Brief:
Return the listing word for word, as given.

Data provided:

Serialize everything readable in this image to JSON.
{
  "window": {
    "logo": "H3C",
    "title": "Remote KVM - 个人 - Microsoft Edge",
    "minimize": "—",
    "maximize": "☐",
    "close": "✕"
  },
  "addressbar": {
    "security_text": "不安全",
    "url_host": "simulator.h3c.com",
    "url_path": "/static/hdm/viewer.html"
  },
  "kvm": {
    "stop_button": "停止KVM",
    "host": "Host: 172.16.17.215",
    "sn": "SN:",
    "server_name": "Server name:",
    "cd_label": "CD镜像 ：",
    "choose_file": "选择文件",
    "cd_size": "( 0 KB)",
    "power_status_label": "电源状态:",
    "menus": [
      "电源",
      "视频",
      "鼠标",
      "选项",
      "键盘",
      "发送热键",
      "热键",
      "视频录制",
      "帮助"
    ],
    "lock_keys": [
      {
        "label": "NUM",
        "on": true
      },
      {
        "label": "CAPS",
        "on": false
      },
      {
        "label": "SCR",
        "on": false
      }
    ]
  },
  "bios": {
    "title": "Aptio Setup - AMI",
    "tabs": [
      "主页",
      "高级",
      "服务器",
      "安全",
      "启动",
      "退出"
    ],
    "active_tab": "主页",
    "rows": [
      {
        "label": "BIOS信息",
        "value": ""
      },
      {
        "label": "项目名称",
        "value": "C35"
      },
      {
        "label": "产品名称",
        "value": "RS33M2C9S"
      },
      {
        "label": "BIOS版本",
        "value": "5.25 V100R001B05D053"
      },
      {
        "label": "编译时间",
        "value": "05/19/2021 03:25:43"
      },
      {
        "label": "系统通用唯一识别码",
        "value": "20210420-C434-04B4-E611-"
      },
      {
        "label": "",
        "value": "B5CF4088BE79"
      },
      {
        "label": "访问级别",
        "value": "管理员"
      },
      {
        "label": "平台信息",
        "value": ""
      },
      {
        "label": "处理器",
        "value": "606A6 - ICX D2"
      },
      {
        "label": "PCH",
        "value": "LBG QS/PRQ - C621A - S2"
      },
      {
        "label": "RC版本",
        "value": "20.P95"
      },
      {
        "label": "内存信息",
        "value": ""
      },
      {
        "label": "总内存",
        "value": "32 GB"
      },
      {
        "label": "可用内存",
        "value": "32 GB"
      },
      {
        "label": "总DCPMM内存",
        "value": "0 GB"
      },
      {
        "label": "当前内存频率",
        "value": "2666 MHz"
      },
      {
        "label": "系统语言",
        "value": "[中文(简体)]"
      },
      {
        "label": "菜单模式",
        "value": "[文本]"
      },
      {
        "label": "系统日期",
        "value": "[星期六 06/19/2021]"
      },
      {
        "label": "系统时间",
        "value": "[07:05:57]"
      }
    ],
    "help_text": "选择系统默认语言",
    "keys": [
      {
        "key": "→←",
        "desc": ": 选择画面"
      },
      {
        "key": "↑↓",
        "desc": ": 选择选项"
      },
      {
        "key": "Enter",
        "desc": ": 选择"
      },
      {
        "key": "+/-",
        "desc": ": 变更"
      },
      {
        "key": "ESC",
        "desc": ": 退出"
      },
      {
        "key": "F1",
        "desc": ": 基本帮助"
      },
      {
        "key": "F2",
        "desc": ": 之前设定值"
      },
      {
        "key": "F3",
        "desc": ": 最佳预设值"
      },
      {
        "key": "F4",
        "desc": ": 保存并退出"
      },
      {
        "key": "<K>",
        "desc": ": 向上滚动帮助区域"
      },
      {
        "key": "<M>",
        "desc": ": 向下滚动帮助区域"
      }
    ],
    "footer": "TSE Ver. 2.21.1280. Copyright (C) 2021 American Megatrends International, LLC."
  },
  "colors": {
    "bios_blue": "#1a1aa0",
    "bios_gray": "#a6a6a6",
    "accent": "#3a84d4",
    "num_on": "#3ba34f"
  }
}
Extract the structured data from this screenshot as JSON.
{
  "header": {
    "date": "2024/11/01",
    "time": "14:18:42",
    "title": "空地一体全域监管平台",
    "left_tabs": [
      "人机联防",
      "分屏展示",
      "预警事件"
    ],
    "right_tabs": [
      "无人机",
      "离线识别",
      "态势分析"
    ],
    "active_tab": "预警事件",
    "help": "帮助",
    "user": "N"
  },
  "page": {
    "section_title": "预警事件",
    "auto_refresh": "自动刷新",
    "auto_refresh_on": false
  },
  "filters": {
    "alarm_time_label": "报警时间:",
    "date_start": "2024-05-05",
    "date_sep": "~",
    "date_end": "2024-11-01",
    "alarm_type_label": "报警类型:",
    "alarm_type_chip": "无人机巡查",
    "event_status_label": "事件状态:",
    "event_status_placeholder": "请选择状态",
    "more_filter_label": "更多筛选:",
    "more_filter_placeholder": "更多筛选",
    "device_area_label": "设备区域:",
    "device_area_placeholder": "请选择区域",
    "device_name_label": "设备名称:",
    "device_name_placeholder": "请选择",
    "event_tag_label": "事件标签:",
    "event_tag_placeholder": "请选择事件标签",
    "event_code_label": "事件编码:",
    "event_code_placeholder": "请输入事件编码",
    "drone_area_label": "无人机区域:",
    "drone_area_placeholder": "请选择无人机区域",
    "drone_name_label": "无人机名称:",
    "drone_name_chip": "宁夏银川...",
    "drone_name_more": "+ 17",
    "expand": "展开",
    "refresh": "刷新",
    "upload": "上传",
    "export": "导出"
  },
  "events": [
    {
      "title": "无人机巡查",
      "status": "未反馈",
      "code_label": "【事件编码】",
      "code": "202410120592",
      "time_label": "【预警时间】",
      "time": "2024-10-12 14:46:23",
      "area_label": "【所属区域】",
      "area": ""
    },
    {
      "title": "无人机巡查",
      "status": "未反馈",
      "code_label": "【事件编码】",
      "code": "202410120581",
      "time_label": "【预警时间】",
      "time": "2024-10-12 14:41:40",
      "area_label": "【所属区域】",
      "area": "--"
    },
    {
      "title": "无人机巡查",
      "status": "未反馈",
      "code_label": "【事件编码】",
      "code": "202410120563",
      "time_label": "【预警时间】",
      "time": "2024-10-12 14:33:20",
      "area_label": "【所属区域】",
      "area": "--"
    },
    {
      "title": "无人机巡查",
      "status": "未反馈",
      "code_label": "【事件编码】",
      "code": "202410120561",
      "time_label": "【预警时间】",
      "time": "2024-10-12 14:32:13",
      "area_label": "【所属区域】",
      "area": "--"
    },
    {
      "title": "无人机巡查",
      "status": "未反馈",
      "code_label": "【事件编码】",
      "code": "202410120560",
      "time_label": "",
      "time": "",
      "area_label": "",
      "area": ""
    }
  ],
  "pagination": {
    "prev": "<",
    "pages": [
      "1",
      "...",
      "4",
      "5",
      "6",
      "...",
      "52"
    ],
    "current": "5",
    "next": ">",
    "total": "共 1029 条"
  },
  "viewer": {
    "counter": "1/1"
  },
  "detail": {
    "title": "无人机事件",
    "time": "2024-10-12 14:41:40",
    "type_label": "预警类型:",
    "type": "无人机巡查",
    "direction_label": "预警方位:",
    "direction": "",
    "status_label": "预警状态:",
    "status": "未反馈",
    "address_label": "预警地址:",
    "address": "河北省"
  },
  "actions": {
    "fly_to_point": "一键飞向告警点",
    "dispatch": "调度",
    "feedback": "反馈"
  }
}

Result of the exercise:
Serialize everything readable in this image to JSON.
{
  "window": {
    "logo": "H3C",
    "title": "Remote KVM - 个人 - Microsoft Edge",
    "minimize": "—",
    "maximize": "☐",
    "close": "✕"
  },
  "addressbar": {
    "security_text": "不安全",
    "url_host": "simulator.h3c.com",
    "url_path": "/static/hdm/viewer.html"
  },
  "kvm": {
    "stop_button": "停止KVM",
    "host": "Host: 172.16.17.215",
    "sn": "SN:",
    "server_name": "Server name:",
    "cd_label": "CD镜像 ：",
    "choose_file": "选择文件",
    "cd_size": "( 0 KB)",
    "power_status_label": "电源状态:",
    "menus": [
      "电源",
      "视频",
      "鼠标",
      "选项",
      "键盘",
      "发送热键",
      "热键",
      "视频录制",
      "帮助"
    ],
    "lock_keys": [
      {
        "label": "NUM",
        "on": true
      },
      {
        "label": "CAPS",
        "on": false
      },
      {
        "label": "SCR",
        "on": false
      }
    ]
  },
  "bios": {
    "title": "Aptio Setup - AMI",
    "tabs": [
      "主页",
      "高级",
      "服务器",
      "安全",
      "启动",
      "退出"
    ],
    "active_tab": "主页",
    "rows": [
      {
        "label": "BIOS信息",
        "value": ""
      },
      {
        "label": "项目名称",
        "value": "C35"
      },
      {
        "label": "产品名称",
        "value": "RS33M2C9S"
      },
      {
        "label": "BIOS版本",
        "value": "5.25 V100R001B05D053"
      },
      {
        "label": "编译时间",
        "value": "05/19/2021 03:25:43"
      },
      {
        "label": "系统通用唯一识别码",
        "value": "20210420-C434-04B4-E611-"
      },
      {
        "label": "",
        "value": "B5CF4088BE79"
      },
      {
        "label": "访问级别",
        "value": "管理员"
      },
      {
        "label": "平台信息",
        "value": ""
      },
      {
        "label": "处理器",
        "value": "606A6 - ICX D2"
      },
      {
        "label": "PCH",
        "value": "LBG QS/PRQ - C621A - S2"
      },
      {
        "label": "RC版本",
        "value": "20.P95"
      },
      {
        "label": "内存信息",
        "value": ""
      },
      {
        "label": "总内存",
        "value": "32 GB"
      },
      {
        "label": "可用内存",
        "value": "32 GB"
      },
      {
        "label": "总DCPMM内存",
        "value": "0 GB"
      },
      {
        "label": "当前内存频率",
        "value": "2666 MHz"
      },
      {
        "label": "系统语言",
        "value": "[中文(简体)]"
      },
      {
        "label": "菜单模式",
        "value": "[文本]"
      },
      {
        "label": "系统日期",
        "value": "[星期六 06/19/2021]"
      },
      {
        "label": "系统时间",
        "value": "[07:05:57]"
      }
    ],
    "help_text": "选择系统默认语言",
    "keys": [
      {
        "key": "→←",
        "desc": ": 选择画面"
      },
      {
        "key": "↑↓",
        "desc": ": 选择选项"
      },
      {
        "key": "Enter",
        "desc": ": 选择"
      },
      {
        "key": "+/-",
        "desc": ": 变更"
      },
      {
        "key": "ESC",
        "desc": ": 退出"
      },
      {
        "key": "F1",
        "desc": ": 基本帮助"
      },
      {
        "key": "F2",
        "desc": ": 之前设定值"
      },
      {
        "key": "F3",
        "desc": ": 最佳预设值"
      },
      {
        "key": "F4",
        "desc": ": 保存并退出"
      },
      {
        "key": "<K>",
        "desc": ": 向上滚动帮助区域"
      },
      {
        "key": "<M>",
        "desc": ": 向下滚动帮助区域"
      }
    ],
    "footer": "TSE Ver. 2.21.1280. Copyright (C) 2021 American Megatrends International, LLC."
  },
  "colors": {
    "bios_blue": "#1a1aa0",
    "bios_gray": "#a6a6a6",
    "accent": "#3a84d4",
    "num_on": "#3ba34f"
  }
}
Extract the structured data from this screenshot as JSON.
{
  "header": {
    "date": "2024/11/01",
    "time": "14:18:42",
    "title": "空地一体全域监管平台",
    "left_tabs": [
      "人机联防",
      "分屏展示",
      "预警事件"
    ],
    "right_tabs": [
      "无人机",
      "离线识别",
      "态势分析"
    ],
    "active_tab": "预警事件",
    "help": "帮助",
    "user": "N"
  },
  "page": {
    "section_title": "预警事件",
    "auto_refresh": "自动刷新",
    "auto_refresh_on": false
  },
  "filters": {
    "alarm_time_label": "报警时间:",
    "date_start": "2024-05-05",
    "date_sep": "~",
    "date_end": "2024-11-01",
    "alarm_type_label": "报警类型:",
    "alarm_type_chip": "无人机巡查",
    "event_status_label": "事件状态:",
    "event_status_placeholder": "请选择状态",
    "more_filter_label": "更多筛选:",
    "more_filter_placeholder": "更多筛选",
    "device_area_label": "设备区域:",
    "device_area_placeholder": "请选择区域",
    "device_name_label": "设备名称:",
    "device_name_placeholder": "请选择",
    "event_tag_label": "事件标签:",
    "event_tag_placeholder": "请选择事件标签",
    "event_code_label": "事件编码:",
    "event_code_placeholder": "请输入事件编码",
    "drone_area_label": "无人机区域:",
    "drone_area_placeholder": "请选择无人机区域",
    "drone_name_label": "无人机名称:",
    "drone_name_chip": "宁夏银川...",
    "drone_name_more": "+ 17",
    "expand": "展开",
    "refresh": "刷新",
    "upload": "上传",
    "export": "导出"
  },
  "events": [
    {
      "title": "无人机巡查",
      "status": "未反馈",
      "code_label": "【事件编码】",
      "code": "202410120592",
      "time_label": "【预警时间】",
      "time": "2024-10-12 14:46:23",
      "area_label": "【所属区域】",
      "area": ""
    },
    {
      "title": "无人机巡查",
      "status": "未反馈",
      "code_label": "【事件编码】",
      "code": "202410120581",
      "time_label": "【预警时间】",
      "time": "2024-10-12 14:41:40",
      "area_label": "【所属区域】",
      "area": "--"
    },
    {
      "title": "无人机巡查",
      "status": "未反馈",
      "code_label": "【事件编码】",
      "code": "202410120563",
      "time_label": "【预警时间】",
      "time": "2024-10-12 14:33:20",
      "area_label": "【所属区域】",
      "area": "--"
    },
    {
      "title": "无人机巡查",
      "status": "未反馈",
      "code_label": "【事件编码】",
      "code": "202410120561",
      "time_label": "【预警时间】",
      "time": "2024-10-12 14:32:13",
      "area_label": "【所属区域】",
      "area": "--"
    },
    {
      "title": "无人机巡查",
      "status": "未反馈",
      "code_label": "【事件编码】",
      "code": "202410120560",
      "time_label": "",
      "time": "",
      "area_label": "",
      "area": ""
    }
  ],
  "pagination": {
    "prev": "<",
    "pages": [
      "1",
      "...",
      "4",
      "5",
      "6",
      "...",
      "52"
    ],
    "current": "5",
    "next": ">",
    "total": "共 1029 条"
  },
  "viewer": {
    "counter": "1/1"
  },
  "detail": {
    "title": "无人机事件",
    "time": "2024-10-12 14:41:40",
    "type_label": "预警类型:",
    "type": "无人机巡查",
    "direction_label": "预警方位:",
    "direction": "",
    "status_label": "预警状态:",
    "status": "未反馈",
    "address_label": "预警地址:",
    "address": "河北省"
  },
  "actions": {
    "fly_to_point": "一键飞向告警点",
    "dispatch": "调度",
    "feedback": "反馈"
  }
}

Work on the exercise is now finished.